* Required task:
Render this sentence from the Reformation discussion below in Spanish: "It was the leaders of the church who threw the Reformers out."

* Provided text:
>>>>

Apart from this freedom that only comes through the Son and His Spirit, it doesn’t much matter what you’re wearing and what your worship band is doing. Who cares what style of music they were playing as the Titanic went down? Who cares if the captain was wearing his uniform or not? If we’re going to be traditional, if we are going to honor our parents, our mothers and fathers, it will not do to blindly pick up shiny objects out of the rubble of the past. Yes, we must plunder the Egyptians, and just because the Roman Catholics do it, is no solid basis for avoiding it. The earth is the Lord’s and the fullness thereof. But we need to be fully aware of our hearts, and for those of us in leadership, even more careful with the hearts of our sheep.
Joshua W.D. Smith says
Actually, the Reformation wasn’t an Exodus…at least, it wasn’t intended to be. Luther’s first years were spent not in saying “Let my people go,” but “Return to the Lord.” After all, the goal was to reform the existing church, not immediately to come out from it. It was the leaders of the church who threw the Reformers out. Actually, this Exodus view imitates the Roman charicature of the Reformation–that their goal was to be schismatic, to start their own thing. They were much more like the prophets than like Moses: calling the church back to the word of God.
Toby says
Sure, the first Reformers weren’t given advance notice of the exact story they were in. But nevertheless, God intended it as an Exodus, a fact we can now see from this vantage of nearly 500 years. Holding that the Reformation was an Exodus is no more schismatic than the Exodus motifs throughout the prophets (e.g. Elijah/Elisha, John the Baptizer — were they schismatics?), culminating in Jesus. Did Jesus come to “start his own thing?” Well, yes and no. Was it an Exodus? Certainly.

<<<<

* Extracted records:
>>>>

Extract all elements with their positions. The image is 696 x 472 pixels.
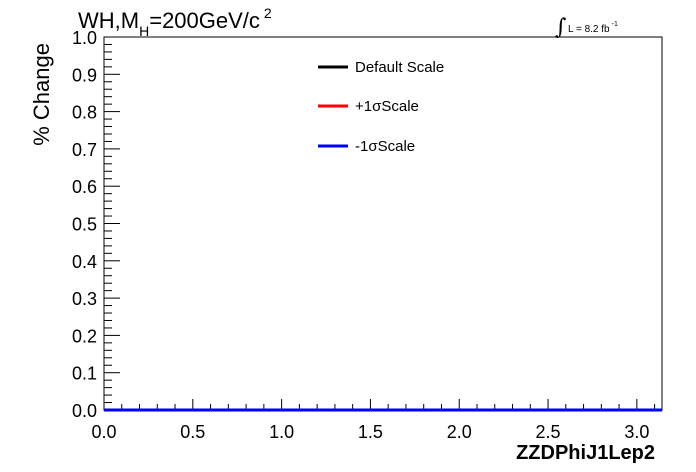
x-tick-label: 3.0 — [624, 422, 649, 442]
y-tick-label: 0.8 — [72, 103, 97, 123]
x-tick-label: 0.5 — [180, 422, 205, 442]
lumi-superscript: -1 — [612, 21, 618, 28]
lumi-label: L = 8.2 fb -1 — [568, 21, 618, 35]
x-tick-label: 1.5 — [358, 422, 383, 442]
y-tick-label: 0.6 — [72, 177, 97, 197]
y-tick-label: 0.9 — [72, 65, 97, 85]
chart-title-superscript: 2 — [264, 5, 272, 21]
chart-title-rest: =200GeV/c — [149, 8, 260, 33]
plot-frame — [103, 36, 663, 411]
y-tick-label: 0.0 — [72, 401, 97, 421]
y-axis-title: % Change — [29, 43, 54, 146]
y-tick-label: 0.7 — [72, 140, 97, 160]
chart-title: WH,MH=200GeV/c 2 — [78, 5, 272, 39]
chart-title-subscript: H — [139, 23, 149, 39]
legend-label: +1σScale — [355, 98, 419, 115]
x-tick-label: 2.5 — [536, 422, 561, 442]
legend-label: -1σScale — [355, 138, 415, 155]
y-tick-label: 0.1 — [72, 364, 97, 384]
y-tick-label: 0.4 — [72, 252, 97, 272]
y-tick-label: 0.5 — [72, 215, 97, 235]
legend-label: Default Scale — [355, 59, 444, 76]
y-axis: 0.0 0.1 0.2 0.3 0.4 0.5 0.6 0.7 0.8 0.9 1.0 — [72, 28, 120, 421]
y-tick-label: 1.0 — [72, 28, 97, 48]
x-tick-label: 0.0 — [91, 422, 116, 442]
x-tick-label: 1.0 — [269, 422, 294, 442]
legend: Default Scale +1σScale -1σScale — [318, 59, 444, 155]
x-tick-label: 2.0 — [447, 422, 472, 442]
y-tick-label: 0.2 — [72, 326, 97, 346]
lumi-integral-symbol: ∫ — [555, 15, 567, 40]
x-axis: 0.0 0.5 1.0 1.5 2.0 2.5 3.0 — [91, 399, 656, 442]
x-axis-title: ZZDPhiJ1Lep2 — [516, 442, 655, 464]
y-tick-label: 0.3 — [72, 289, 97, 309]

<<<<

* Result:
Fueron los líderes de la iglesia quienes expulsaron a los reformadores.